> Exercise goal
With the pictures left out, copy the listing below exactly.

> Exercise materials

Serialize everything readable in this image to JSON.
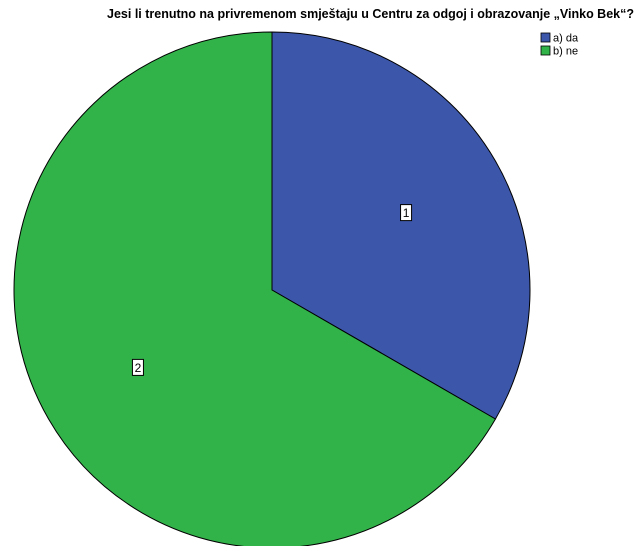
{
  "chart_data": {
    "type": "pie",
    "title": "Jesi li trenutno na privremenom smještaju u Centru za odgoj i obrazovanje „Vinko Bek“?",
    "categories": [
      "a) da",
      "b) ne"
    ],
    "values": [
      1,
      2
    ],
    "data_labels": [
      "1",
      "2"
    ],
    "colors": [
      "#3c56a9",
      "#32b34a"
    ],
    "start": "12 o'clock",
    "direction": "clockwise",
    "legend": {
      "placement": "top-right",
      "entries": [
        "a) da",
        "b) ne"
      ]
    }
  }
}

> Correct response
Serialize everything readable in this image to JSON.
{
  "chart_data": {
    "type": "pie",
    "title": "Jesi li trenutno na privremenom smještaju u Centru za odgoj i obrazovanje „Vinko Bek“?",
    "categories": [
      "a) da",
      "b) ne"
    ],
    "values": [
      1,
      2
    ],
    "data_labels": [
      "1",
      "2"
    ],
    "colors": [
      "#3c56a9",
      "#32b34a"
    ],
    "start": "12 o'clock",
    "direction": "clockwise",
    "legend": {
      "placement": "top-right",
      "entries": [
        "a) da",
        "b) ne"
      ]
    }
  }
}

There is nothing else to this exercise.